Task goal – Print every record below exactly as written.
:: Recorded data
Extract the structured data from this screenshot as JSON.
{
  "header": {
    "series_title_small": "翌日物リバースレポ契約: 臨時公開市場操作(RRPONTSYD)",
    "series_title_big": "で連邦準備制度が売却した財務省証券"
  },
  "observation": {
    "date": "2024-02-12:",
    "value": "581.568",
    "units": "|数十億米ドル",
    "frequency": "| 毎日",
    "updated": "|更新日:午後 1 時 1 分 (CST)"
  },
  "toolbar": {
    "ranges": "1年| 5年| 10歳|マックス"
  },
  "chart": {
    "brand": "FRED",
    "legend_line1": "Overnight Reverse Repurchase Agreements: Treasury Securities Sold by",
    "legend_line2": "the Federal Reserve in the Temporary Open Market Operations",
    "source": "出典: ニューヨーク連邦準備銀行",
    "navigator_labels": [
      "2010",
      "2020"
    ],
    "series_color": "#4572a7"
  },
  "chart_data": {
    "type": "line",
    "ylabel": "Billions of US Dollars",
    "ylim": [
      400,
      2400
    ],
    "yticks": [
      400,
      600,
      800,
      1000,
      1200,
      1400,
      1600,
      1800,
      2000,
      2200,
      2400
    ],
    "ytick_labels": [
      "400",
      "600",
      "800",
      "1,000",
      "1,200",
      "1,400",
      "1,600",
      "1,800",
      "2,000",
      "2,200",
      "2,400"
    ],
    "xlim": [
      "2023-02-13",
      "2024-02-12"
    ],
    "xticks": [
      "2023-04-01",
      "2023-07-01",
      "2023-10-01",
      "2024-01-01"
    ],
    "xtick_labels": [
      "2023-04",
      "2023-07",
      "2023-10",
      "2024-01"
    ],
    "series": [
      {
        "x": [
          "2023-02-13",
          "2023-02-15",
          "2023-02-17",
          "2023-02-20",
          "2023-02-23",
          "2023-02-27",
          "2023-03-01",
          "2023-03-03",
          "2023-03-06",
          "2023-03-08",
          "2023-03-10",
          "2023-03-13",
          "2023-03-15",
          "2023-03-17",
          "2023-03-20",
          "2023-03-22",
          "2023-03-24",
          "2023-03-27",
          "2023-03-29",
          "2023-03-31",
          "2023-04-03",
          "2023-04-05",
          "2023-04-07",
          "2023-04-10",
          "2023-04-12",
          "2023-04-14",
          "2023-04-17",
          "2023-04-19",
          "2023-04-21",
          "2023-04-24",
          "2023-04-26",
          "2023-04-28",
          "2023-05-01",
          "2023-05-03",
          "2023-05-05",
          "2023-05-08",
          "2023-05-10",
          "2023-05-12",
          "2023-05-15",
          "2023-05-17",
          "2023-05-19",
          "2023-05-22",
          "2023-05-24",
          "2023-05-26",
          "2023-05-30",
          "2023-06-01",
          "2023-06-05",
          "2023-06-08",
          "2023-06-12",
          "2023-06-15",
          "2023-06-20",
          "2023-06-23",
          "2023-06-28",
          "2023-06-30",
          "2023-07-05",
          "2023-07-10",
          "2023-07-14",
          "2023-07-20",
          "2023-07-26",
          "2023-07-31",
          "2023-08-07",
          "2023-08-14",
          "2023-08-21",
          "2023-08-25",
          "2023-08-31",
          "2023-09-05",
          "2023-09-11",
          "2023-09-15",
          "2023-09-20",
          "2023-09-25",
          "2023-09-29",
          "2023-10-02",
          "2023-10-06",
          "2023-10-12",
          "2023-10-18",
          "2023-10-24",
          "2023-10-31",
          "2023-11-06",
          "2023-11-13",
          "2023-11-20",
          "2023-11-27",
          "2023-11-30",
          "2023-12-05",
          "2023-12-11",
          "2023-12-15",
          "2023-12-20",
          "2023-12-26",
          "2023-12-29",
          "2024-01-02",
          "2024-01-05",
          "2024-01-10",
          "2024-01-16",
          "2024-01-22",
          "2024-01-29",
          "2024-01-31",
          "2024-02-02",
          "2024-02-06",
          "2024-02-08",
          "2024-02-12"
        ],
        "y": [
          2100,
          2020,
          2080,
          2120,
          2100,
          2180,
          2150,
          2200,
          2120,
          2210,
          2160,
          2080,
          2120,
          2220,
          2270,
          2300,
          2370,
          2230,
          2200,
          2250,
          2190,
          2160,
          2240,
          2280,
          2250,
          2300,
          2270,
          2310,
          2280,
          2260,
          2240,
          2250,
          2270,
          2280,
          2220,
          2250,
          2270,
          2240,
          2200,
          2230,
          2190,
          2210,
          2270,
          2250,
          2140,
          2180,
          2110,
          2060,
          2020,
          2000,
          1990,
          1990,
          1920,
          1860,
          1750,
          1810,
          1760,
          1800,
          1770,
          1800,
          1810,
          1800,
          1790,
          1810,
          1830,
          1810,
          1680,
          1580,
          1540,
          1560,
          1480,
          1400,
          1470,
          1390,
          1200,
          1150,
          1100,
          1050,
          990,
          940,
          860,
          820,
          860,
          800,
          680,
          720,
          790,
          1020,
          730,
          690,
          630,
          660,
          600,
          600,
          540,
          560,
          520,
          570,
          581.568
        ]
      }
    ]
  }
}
::::
Solved exercise –
Extract the structured data from this screenshot as JSON.
{
  "header": {
    "series_title_small": "翌日物リバースレポ契約: 臨時公開市場操作(RRPONTSYD)",
    "series_title_big": "で連邦準備制度が売却した財務省証券"
  },
  "observation": {
    "date": "2024-02-12:",
    "value": "581.568",
    "units": "|数十億米ドル",
    "frequency": "| 毎日",
    "updated": "|更新日:午後 1 時 1 分 (CST)"
  },
  "toolbar": {
    "ranges": "1年| 5年| 10歳|マックス"
  },
  "chart": {
    "brand": "FRED",
    "legend_line1": "Overnight Reverse Repurchase Agreements: Treasury Securities Sold by",
    "legend_line2": "the Federal Reserve in the Temporary Open Market Operations",
    "source": "出典: ニューヨーク連邦準備銀行",
    "navigator_labels": [
      "2010",
      "2020"
    ],
    "series_color": "#4572a7"
  },
  "chart_data": {
    "type": "line",
    "ylabel": "Billions of US Dollars",
    "ylim": [
      400,
      2400
    ],
    "yticks": [
      400,
      600,
      800,
      1000,
      1200,
      1400,
      1600,
      1800,
      2000,
      2200,
      2400
    ],
    "ytick_labels": [
      "400",
      "600",
      "800",
      "1,000",
      "1,200",
      "1,400",
      "1,600",
      "1,800",
      "2,000",
      "2,200",
      "2,400"
    ],
    "xlim": [
      "2023-02-13",
      "2024-02-12"
    ],
    "xticks": [
      "2023-04-01",
      "2023-07-01",
      "2023-10-01",
      "2024-01-01"
    ],
    "xtick_labels": [
      "2023-04",
      "2023-07",
      "2023-10",
      "2024-01"
    ],
    "series": [
      {
        "x": [
          "2023-02-13",
          "2023-02-15",
          "2023-02-17",
          "2023-02-20",
          "2023-02-23",
          "2023-02-27",
          "2023-03-01",
          "2023-03-03",
          "2023-03-06",
          "2023-03-08",
          "2023-03-10",
          "2023-03-13",
          "2023-03-15",
          "2023-03-17",
          "2023-03-20",
          "2023-03-22",
          "2023-03-24",
          "2023-03-27",
          "2023-03-29",
          "2023-03-31",
          "2023-04-03",
          "2023-04-05",
          "2023-04-07",
          "2023-04-10",
          "2023-04-12",
          "2023-04-14",
          "2023-04-17",
          "2023-04-19",
          "2023-04-21",
          "2023-04-24",
          "2023-04-26",
          "2023-04-28",
          "2023-05-01",
          "2023-05-03",
          "2023-05-05",
          "2023-05-08",
          "2023-05-10",
          "2023-05-12",
          "2023-05-15",
          "2023-05-17",
          "2023-05-19",
          "2023-05-22",
          "2023-05-24",
          "2023-05-26",
          "2023-05-30",
          "2023-06-01",
          "2023-06-05",
          "2023-06-08",
          "2023-06-12",
          "2023-06-15",
          "2023-06-20",
          "2023-06-23",
          "2023-06-28",
          "2023-06-30",
          "2023-07-05",
          "2023-07-10",
          "2023-07-14",
          "2023-07-20",
          "2023-07-26",
          "2023-07-31",
          "2023-08-07",
          "2023-08-14",
          "2023-08-21",
          "2023-08-25",
          "2023-08-31",
          "2023-09-05",
          "2023-09-11",
          "2023-09-15",
          "2023-09-20",
          "2023-09-25",
          "2023-09-29",
          "2023-10-02",
          "2023-10-06",
          "2023-10-12",
          "2023-10-18",
          "2023-10-24",
          "2023-10-31",
          "2023-11-06",
          "2023-11-13",
          "2023-11-20",
          "2023-11-27",
          "2023-11-30",
          "2023-12-05",
          "2023-12-11",
          "2023-12-15",
          "2023-12-20",
          "2023-12-26",
          "2023-12-29",
          "2024-01-02",
          "2024-01-05",
          "2024-01-10",
          "2024-01-16",
          "2024-01-22",
          "2024-01-29",
          "2024-01-31",
          "2024-02-02",
          "2024-02-06",
          "2024-02-08",
          "2024-02-12"
        ],
        "y": [
          2100,
          2020,
          2080,
          2120,
          2100,
          2180,
          2150,
          2200,
          2120,
          2210,
          2160,
          2080,
          2120,
          2220,
          2270,
          2300,
          2370,
          2230,
          2200,
          2250,
          2190,
          2160,
          2240,
          2280,
          2250,
          2300,
          2270,
          2310,
          2280,
          2260,
          2240,
          2250,
          2270,
          2280,
          2220,
          2250,
          2270,
          2240,
          2200,
          2230,
          2190,
          2210,
          2270,
          2250,
          2140,
          2180,
          2110,
          2060,
          2020,
          2000,
          1990,
          1990,
          1920,
          1860,
          1750,
          1810,
          1760,
          1800,
          1770,
          1800,
          1810,
          1800,
          1790,
          1810,
          1830,
          1810,
          1680,
          1580,
          1540,
          1560,
          1480,
          1400,
          1470,
          1390,
          1200,
          1150,
          1100,
          1050,
          990,
          940,
          860,
          820,
          860,
          800,
          680,
          720,
          790,
          1020,
          730,
          690,
          630,
          660,
          600,
          600,
          540,
          560,
          520,
          570,
          581.568
        ]
      }
    ]
  }
}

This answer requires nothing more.